» **REQUIREMENT**
Every line in the data below that has the word "title" should be returned.

» **WORKING DATA**
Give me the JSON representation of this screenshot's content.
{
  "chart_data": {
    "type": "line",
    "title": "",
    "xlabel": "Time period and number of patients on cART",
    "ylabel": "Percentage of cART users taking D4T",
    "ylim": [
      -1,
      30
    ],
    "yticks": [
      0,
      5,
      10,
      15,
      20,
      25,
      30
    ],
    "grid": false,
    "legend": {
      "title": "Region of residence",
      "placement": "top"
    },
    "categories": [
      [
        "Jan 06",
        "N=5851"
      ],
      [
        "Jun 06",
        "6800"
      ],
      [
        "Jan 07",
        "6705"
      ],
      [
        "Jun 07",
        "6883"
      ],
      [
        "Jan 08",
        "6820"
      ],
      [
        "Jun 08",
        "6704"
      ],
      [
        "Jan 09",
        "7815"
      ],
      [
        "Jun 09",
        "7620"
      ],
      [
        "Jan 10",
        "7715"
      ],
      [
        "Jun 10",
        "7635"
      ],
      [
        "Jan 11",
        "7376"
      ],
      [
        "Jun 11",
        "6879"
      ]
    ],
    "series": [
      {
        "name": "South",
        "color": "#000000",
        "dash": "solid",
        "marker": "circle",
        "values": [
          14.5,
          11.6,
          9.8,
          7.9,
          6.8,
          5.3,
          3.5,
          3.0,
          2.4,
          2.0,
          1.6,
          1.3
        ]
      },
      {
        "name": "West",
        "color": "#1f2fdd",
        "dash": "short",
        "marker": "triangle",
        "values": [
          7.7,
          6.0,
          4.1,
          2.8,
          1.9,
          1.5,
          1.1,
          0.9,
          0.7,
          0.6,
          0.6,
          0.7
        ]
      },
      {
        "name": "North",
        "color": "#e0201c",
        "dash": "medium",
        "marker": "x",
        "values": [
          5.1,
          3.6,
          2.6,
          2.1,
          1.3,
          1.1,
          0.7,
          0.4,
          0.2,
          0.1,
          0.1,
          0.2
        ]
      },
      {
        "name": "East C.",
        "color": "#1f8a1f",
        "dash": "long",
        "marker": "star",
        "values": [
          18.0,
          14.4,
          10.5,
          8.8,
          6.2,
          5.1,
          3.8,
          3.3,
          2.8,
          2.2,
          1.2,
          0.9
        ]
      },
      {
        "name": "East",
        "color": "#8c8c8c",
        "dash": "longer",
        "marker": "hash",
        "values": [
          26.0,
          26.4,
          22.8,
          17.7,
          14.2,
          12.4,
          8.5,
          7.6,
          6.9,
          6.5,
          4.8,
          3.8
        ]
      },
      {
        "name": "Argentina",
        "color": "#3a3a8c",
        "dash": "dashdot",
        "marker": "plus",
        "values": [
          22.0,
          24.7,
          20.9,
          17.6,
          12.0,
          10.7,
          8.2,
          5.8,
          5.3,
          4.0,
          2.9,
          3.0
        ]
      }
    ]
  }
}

==

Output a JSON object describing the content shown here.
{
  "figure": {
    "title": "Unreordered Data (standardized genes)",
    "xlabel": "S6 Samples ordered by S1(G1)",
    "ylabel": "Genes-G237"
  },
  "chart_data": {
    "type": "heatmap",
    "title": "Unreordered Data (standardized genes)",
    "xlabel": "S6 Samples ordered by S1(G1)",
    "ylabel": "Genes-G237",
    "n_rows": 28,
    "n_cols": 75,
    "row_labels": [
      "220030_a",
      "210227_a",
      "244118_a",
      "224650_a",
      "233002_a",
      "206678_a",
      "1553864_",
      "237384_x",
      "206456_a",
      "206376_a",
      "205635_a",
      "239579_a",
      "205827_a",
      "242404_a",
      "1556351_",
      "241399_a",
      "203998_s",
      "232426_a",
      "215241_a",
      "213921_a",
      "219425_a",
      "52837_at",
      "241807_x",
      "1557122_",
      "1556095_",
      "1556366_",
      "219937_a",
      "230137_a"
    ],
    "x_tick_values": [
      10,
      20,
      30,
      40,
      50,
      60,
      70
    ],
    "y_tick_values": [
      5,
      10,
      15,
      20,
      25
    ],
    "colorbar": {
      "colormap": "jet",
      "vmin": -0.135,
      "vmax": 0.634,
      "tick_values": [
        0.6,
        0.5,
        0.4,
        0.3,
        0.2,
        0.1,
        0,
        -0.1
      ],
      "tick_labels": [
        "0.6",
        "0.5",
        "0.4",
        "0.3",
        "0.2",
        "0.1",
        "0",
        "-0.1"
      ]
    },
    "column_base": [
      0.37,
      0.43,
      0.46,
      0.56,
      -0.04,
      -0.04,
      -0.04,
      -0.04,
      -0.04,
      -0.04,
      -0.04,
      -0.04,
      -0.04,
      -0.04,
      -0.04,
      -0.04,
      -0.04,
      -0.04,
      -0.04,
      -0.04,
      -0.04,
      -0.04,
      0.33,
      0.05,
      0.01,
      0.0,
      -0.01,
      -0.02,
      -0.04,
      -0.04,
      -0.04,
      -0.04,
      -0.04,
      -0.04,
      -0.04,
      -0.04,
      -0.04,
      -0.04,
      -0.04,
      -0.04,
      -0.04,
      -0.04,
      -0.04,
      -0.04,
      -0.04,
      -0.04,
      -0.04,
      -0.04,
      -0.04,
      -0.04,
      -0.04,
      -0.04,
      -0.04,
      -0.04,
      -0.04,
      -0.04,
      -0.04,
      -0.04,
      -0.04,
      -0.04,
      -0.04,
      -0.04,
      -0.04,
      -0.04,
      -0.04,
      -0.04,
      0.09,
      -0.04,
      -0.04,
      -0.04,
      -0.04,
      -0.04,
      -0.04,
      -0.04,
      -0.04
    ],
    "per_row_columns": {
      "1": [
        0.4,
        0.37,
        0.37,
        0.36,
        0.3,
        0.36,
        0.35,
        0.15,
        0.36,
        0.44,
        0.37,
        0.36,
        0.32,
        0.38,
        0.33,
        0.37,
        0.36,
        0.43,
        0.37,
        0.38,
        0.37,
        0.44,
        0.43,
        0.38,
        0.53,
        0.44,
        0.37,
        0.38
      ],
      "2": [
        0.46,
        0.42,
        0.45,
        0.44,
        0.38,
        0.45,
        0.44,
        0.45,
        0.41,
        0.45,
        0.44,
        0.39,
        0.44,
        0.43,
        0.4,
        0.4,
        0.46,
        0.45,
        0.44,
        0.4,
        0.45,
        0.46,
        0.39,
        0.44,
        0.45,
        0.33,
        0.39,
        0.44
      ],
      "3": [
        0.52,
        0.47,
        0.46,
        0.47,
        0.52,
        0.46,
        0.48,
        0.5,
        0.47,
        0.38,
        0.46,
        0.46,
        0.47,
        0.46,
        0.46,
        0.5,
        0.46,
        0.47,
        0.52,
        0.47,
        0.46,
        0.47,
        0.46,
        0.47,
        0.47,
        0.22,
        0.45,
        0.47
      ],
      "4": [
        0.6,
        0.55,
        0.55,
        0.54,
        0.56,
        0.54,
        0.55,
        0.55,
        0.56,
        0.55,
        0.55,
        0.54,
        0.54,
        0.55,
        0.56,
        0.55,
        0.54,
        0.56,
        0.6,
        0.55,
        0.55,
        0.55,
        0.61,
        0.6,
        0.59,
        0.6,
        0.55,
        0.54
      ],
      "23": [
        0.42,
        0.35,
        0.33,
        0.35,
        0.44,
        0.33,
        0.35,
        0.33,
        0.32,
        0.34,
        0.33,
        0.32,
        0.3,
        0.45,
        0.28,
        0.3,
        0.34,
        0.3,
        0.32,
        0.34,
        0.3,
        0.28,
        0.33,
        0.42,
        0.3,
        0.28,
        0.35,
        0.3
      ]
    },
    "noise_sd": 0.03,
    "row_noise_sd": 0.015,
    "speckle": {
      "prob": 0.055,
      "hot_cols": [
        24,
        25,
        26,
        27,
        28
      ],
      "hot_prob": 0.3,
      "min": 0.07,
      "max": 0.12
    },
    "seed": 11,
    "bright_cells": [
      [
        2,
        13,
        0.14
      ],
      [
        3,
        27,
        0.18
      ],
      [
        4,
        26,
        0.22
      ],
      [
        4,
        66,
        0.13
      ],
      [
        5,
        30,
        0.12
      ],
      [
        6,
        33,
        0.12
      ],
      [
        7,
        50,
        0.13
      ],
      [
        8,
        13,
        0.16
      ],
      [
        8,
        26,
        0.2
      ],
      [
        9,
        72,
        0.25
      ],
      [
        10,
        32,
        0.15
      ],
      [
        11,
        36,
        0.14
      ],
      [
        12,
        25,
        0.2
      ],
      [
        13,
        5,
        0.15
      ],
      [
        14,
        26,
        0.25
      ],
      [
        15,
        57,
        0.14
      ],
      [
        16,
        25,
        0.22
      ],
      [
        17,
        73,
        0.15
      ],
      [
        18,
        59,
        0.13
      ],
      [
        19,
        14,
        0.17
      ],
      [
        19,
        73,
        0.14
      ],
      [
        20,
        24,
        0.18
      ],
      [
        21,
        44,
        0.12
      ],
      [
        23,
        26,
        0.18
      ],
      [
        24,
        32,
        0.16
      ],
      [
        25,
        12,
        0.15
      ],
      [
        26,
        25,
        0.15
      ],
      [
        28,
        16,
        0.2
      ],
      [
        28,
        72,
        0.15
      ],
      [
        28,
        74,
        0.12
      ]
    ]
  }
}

» **SOLUTION TO THIS EXERCISE**
    "title": "",
      "title": "Region of residence",
    "title": "Unreordered Data (standardized genes)",
    "title": "Unreordered Data (standardized genes)",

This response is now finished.